Task to carry out:
Extract the records below word for word and ignore the images.

Data shown:
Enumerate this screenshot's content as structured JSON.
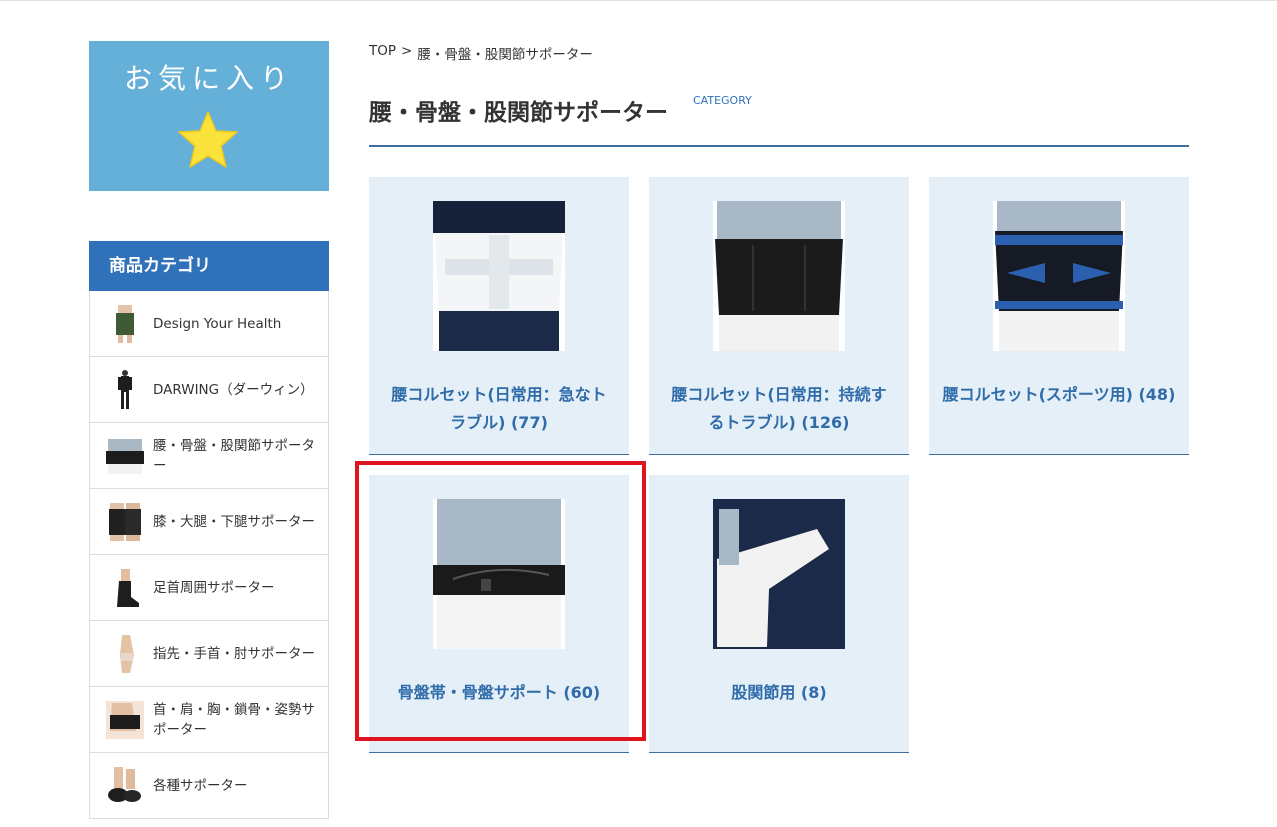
{
  "favorites": {
    "label": "お気に入り"
  },
  "sidebar": {
    "header": "商品カテゴリ",
    "items": [
      {
        "label": "Design Your Health"
      },
      {
        "label": "DARWING（ダーウィン）"
      },
      {
        "label": "腰・骨盤・股関節サポーター"
      },
      {
        "label": "膝・大腿・下腿サポーター"
      },
      {
        "label": "足首周囲サポーター"
      },
      {
        "label": "指先・手首・肘サポーター"
      },
      {
        "label": "首・肩・胸・鎖骨・姿勢サポーター"
      },
      {
        "label": "各種サポーター"
      }
    ]
  },
  "breadcrumb": {
    "top": "TOP",
    "separator": ">",
    "current": "腰・骨盤・股関節サポーター"
  },
  "page": {
    "title": "腰・骨盤・股関節サポーター",
    "tag": "CATEGORY"
  },
  "cards": [
    {
      "line1": "腰コルセット(日常用：急なト",
      "line2": "ラブル) (77)"
    },
    {
      "line1": "腰コルセット(日常用：持続す",
      "line2": "るトラブル) (126)"
    },
    {
      "line1": "腰コルセット(スポーツ用) (48)",
      "line2": ""
    },
    {
      "line1": "骨盤帯・骨盤サポート (60)",
      "line2": ""
    },
    {
      "line1": "股関節用 (8)",
      "line2": ""
    }
  ],
  "colors": {
    "accent": "#3072b9",
    "favorites_bg": "#64b0d8",
    "card_bg": "#e4eff7",
    "highlight": "#e0141e"
  }
}
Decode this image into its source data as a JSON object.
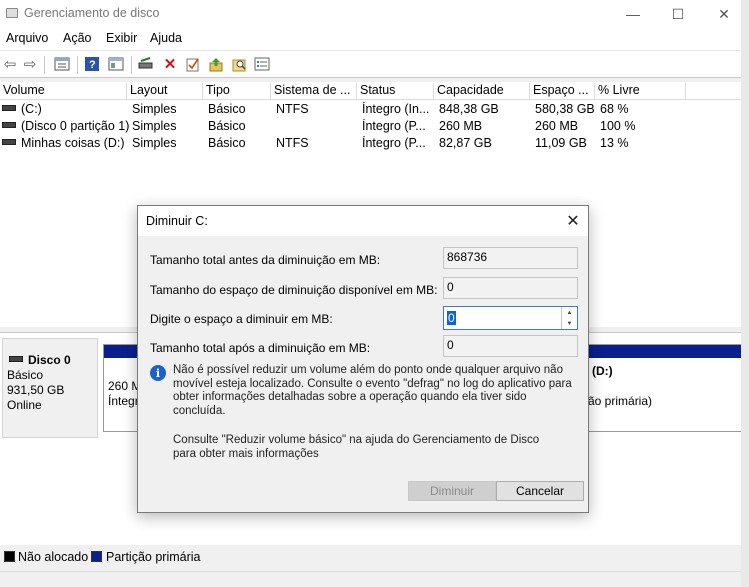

Correct output:
Enumerate this screenshot's content as structured JSON.
{
  "favorites": {
    "label": "お気に入り"
  },
  "sidebar": {
    "header": "商品カテゴリ",
    "items": [
      {
        "label": "Design Your Health"
      },
      {
        "label": "DARWING（ダーウィン）"
      },
      {
        "label": "腰・骨盤・股関節サポーター"
      },
      {
        "label": "膝・大腿・下腿サポーター"
      },
      {
        "label": "足首周囲サポーター"
      },
      {
        "label": "指先・手首・肘サポーター"
      },
      {
        "label": "首・肩・胸・鎖骨・姿勢サポーター"
      },
      {
        "label": "各種サポーター"
      }
    ]
  },
  "breadcrumb": {
    "top": "TOP",
    "separator": ">",
    "current": "腰・骨盤・股関節サポーター"
  },
  "page": {
    "title": "腰・骨盤・股関節サポーター",
    "tag": "CATEGORY"
  },
  "cards": [
    {
      "line1": "腰コルセット(日常用：急なト",
      "line2": "ラブル) (77)"
    },
    {
      "line1": "腰コルセット(日常用：持続す",
      "line2": "るトラブル) (126)"
    },
    {
      "line1": "腰コルセット(スポーツ用) (48)",
      "line2": ""
    },
    {
      "line1": "骨盤帯・骨盤サポート (60)",
      "line2": ""
    },
    {
      "line1": "股関節用 (8)",
      "line2": ""
    }
  ],
  "colors": {
    "accent": "#3072b9",
    "favorites_bg": "#64b0d8",
    "card_bg": "#e4eff7",
    "highlight": "#e0141e"
  }
}
Decode this image into its source data as a JSON object.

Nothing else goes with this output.